■ **Data rows**
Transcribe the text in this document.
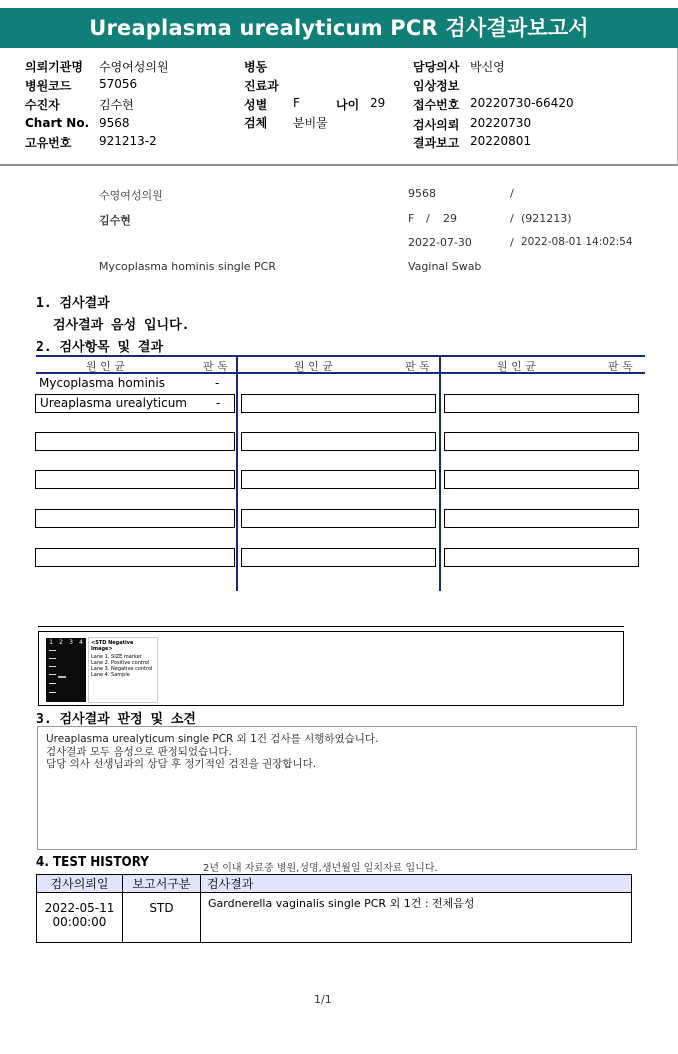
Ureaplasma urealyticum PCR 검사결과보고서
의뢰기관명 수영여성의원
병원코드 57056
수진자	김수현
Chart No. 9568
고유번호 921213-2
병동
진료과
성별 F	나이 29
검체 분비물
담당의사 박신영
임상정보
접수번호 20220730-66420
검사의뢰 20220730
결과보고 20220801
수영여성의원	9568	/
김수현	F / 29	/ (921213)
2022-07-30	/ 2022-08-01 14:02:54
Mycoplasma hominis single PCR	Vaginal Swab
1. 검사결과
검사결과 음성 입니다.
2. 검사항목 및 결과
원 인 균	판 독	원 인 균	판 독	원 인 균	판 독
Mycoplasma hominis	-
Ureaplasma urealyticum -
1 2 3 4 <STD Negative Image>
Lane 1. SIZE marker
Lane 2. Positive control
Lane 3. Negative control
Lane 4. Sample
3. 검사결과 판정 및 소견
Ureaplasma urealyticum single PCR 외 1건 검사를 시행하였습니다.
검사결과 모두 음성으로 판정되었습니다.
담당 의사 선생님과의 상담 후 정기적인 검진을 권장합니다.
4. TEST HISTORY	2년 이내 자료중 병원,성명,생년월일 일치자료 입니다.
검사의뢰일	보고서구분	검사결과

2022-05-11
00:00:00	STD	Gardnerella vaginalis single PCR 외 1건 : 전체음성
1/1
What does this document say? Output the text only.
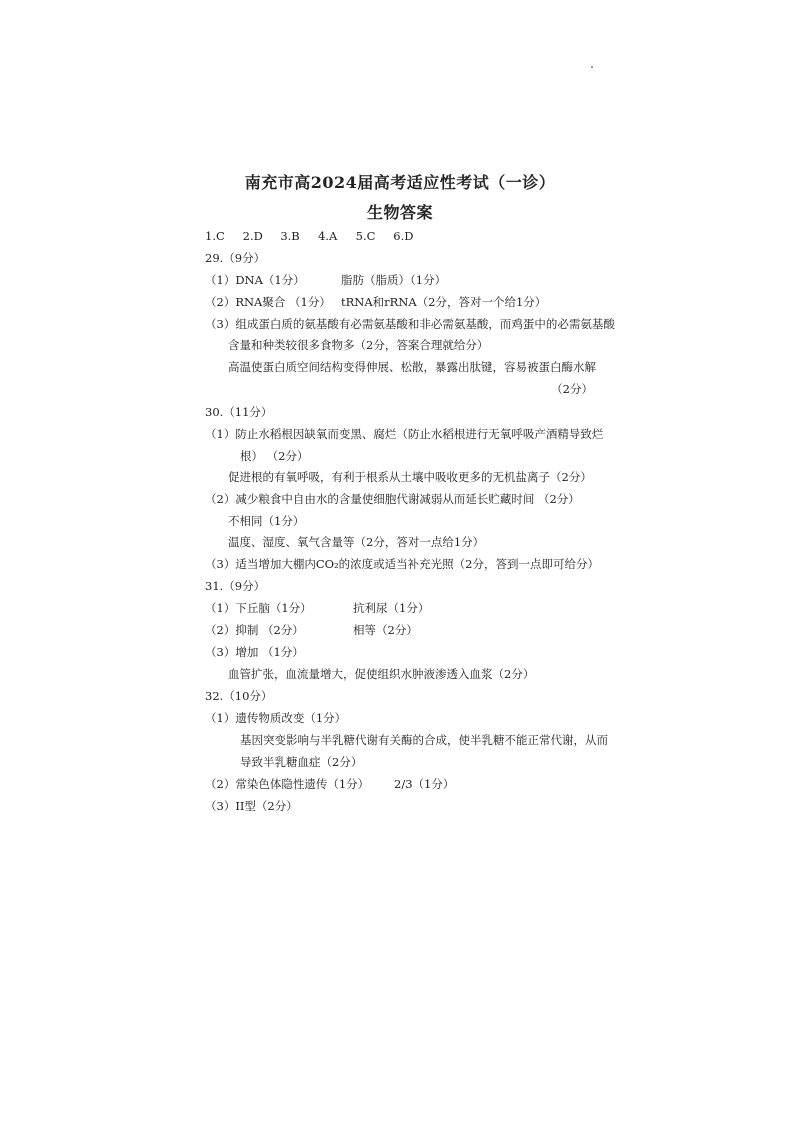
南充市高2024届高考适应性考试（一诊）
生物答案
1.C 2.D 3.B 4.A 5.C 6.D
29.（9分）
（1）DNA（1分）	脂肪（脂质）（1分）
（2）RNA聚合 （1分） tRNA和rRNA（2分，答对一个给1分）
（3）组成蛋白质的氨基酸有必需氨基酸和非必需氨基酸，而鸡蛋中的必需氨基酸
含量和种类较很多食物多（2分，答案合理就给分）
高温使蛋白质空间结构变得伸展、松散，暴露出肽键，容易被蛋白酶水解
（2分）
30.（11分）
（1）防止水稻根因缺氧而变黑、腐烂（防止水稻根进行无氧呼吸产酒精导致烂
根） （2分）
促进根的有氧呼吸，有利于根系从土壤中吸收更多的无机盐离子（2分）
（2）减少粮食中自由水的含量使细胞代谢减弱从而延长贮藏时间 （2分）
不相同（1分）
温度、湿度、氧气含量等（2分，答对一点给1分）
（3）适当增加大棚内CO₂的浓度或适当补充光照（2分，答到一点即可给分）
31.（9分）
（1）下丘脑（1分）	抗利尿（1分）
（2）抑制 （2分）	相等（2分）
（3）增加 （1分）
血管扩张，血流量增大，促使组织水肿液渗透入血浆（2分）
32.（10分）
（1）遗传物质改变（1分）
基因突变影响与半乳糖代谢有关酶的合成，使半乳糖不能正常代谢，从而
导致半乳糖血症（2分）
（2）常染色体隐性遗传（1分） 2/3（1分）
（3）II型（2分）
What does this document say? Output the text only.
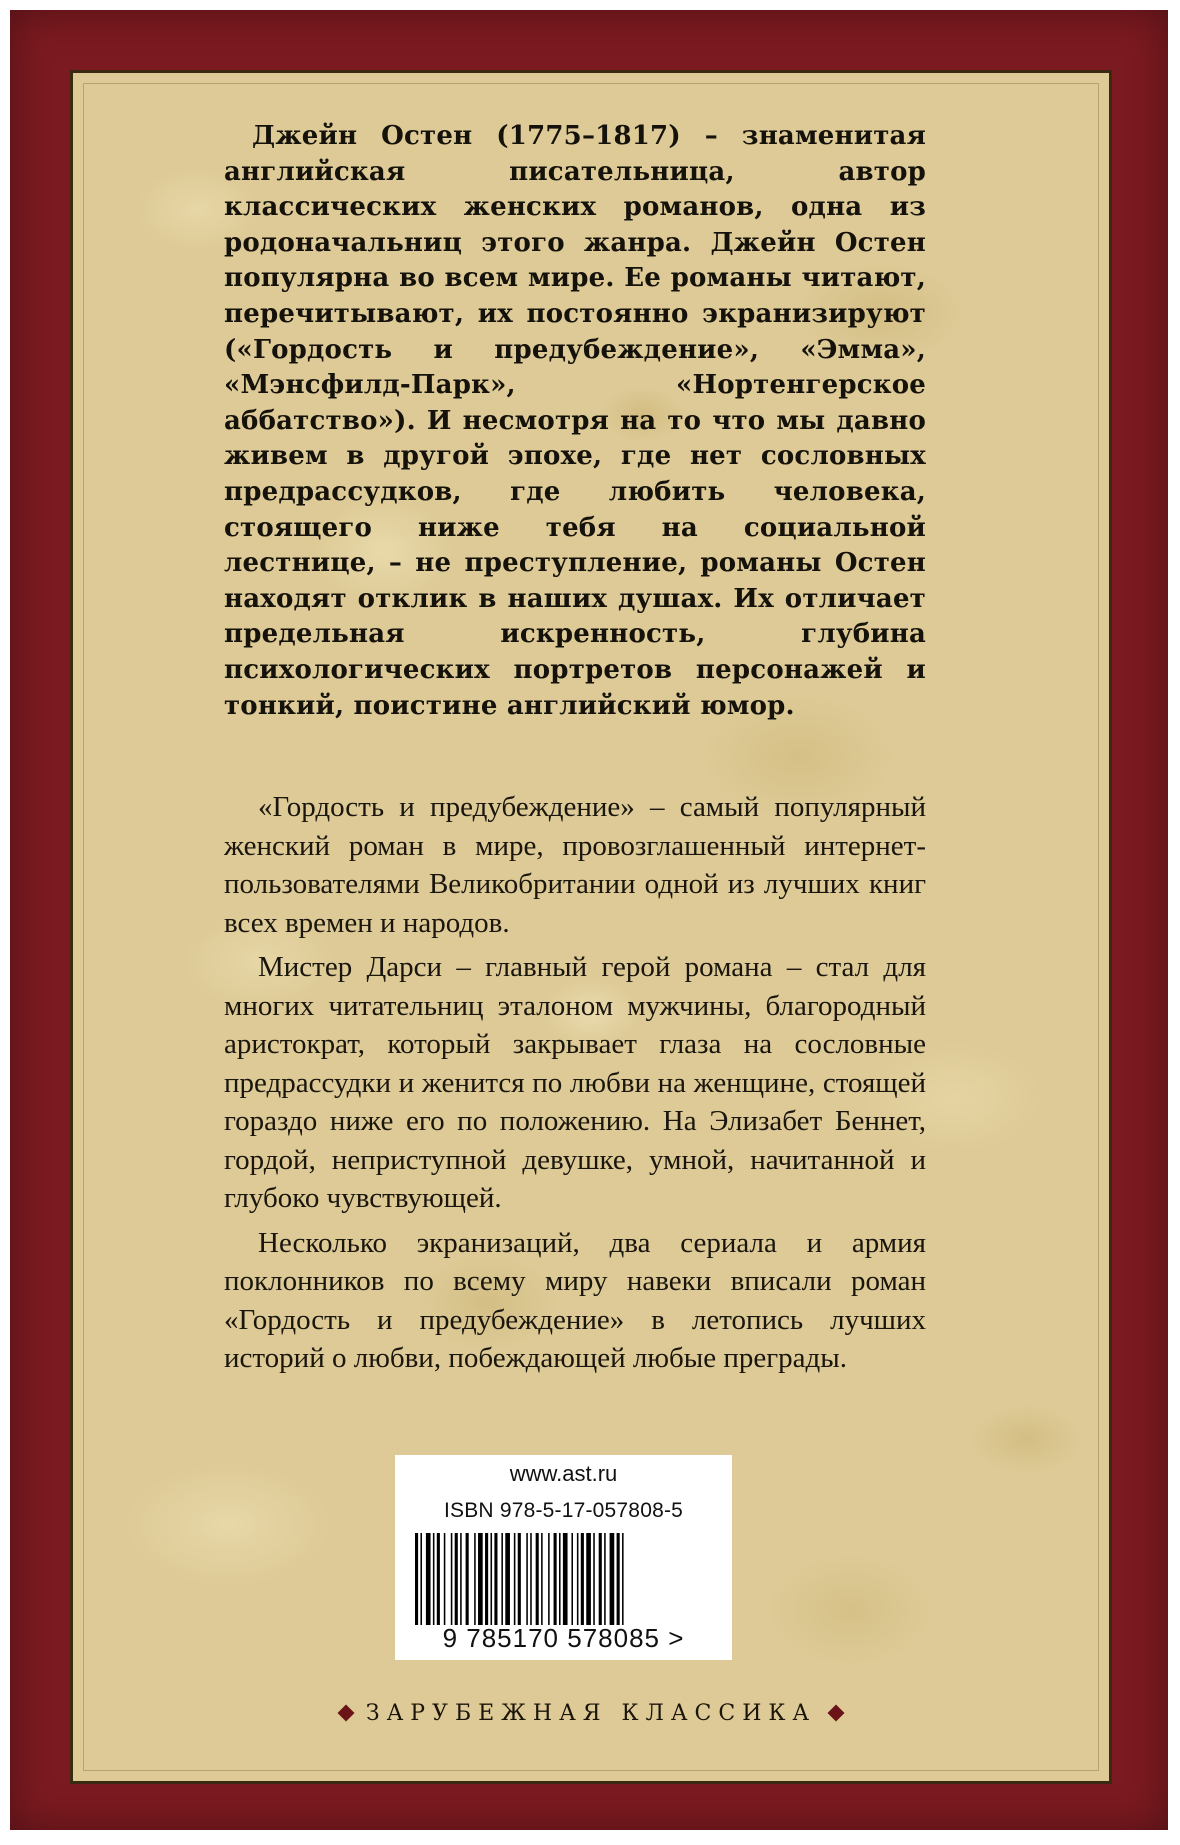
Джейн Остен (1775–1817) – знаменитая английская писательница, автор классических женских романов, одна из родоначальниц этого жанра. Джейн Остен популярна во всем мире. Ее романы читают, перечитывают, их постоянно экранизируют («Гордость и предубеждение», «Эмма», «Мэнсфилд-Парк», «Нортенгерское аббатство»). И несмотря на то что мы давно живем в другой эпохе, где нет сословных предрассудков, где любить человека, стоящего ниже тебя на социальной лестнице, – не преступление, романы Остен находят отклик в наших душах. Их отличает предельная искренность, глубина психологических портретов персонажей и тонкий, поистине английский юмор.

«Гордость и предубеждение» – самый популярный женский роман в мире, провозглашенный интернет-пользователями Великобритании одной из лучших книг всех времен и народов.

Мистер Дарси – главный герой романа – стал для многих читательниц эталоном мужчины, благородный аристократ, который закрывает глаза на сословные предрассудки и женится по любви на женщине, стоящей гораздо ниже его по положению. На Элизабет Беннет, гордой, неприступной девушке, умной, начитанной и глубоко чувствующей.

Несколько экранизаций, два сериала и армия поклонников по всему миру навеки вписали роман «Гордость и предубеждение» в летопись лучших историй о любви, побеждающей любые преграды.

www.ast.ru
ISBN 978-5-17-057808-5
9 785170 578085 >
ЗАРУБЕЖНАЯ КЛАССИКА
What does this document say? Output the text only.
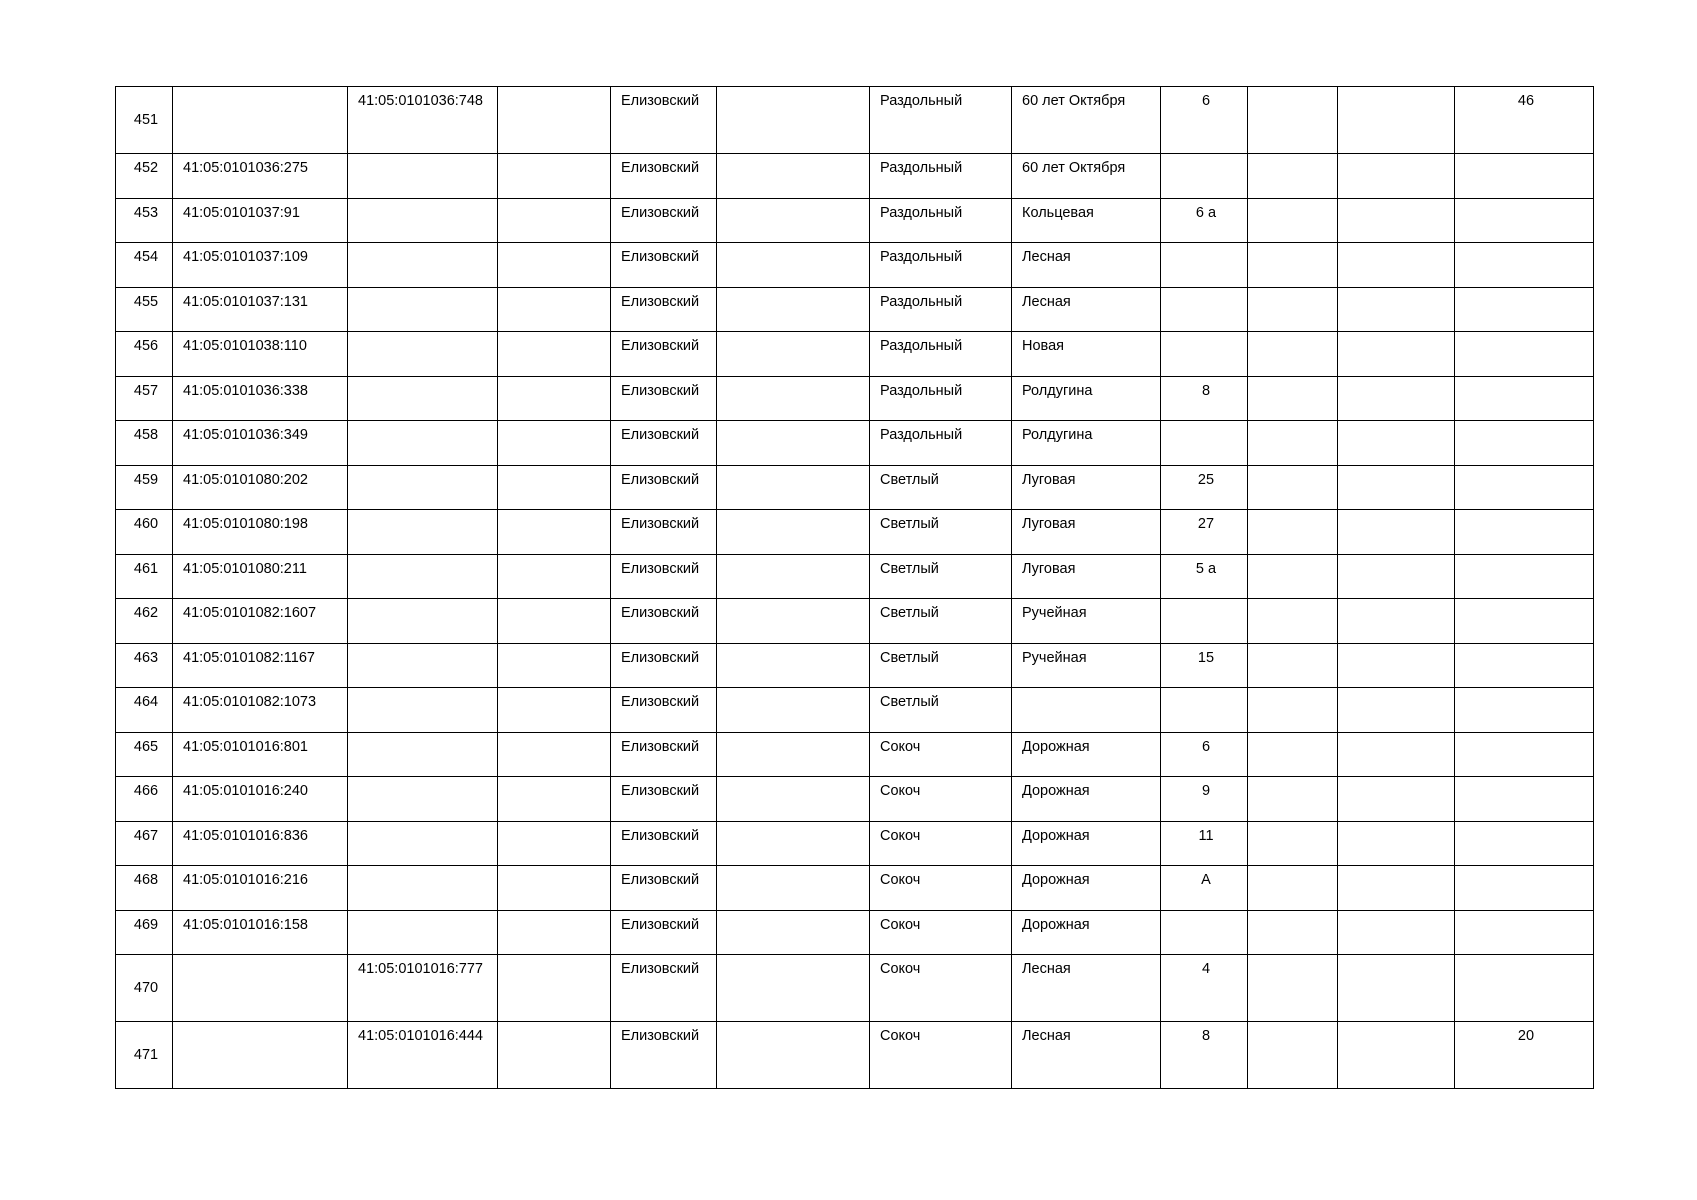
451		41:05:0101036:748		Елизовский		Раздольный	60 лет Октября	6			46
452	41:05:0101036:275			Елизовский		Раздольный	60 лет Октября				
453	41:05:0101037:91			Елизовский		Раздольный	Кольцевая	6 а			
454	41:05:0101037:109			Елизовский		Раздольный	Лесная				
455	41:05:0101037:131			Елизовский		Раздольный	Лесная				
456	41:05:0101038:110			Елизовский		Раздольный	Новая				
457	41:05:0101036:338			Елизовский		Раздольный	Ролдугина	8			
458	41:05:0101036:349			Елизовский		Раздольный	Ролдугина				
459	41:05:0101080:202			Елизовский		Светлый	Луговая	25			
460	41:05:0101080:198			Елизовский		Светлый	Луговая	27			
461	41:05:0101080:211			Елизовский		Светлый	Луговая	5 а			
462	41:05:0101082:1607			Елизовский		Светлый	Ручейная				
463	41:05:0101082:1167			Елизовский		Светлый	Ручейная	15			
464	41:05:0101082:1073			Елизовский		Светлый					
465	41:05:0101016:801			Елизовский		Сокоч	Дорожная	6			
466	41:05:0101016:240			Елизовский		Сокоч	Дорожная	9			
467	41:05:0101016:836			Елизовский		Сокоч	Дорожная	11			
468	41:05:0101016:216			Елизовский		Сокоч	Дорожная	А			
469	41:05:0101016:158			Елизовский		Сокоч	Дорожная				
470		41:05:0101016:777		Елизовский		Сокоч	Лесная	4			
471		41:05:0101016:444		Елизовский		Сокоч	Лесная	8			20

■ **Goal**
Review the preceding data and report every line that includes the string "Сокоч".

■ **Response below**
465	41:05:0101016:801			Елизовский		Сокоч	Дорожная	6			
466	41:05:0101016:240			Елизовский		Сокоч	Дорожная	9			
467	41:05:0101016:836			Елизовский		Сокоч	Дорожная	11			
468	41:05:0101016:216			Елизовский		Сокоч	Дорожная	А			
469	41:05:0101016:158			Елизовский		Сокоч	Дорожная				
470		41:05:0101016:777		Елизовский		Сокоч	Лесная	4			
471		41:05:0101016:444		Елизовский		Сокоч	Лесная	8			20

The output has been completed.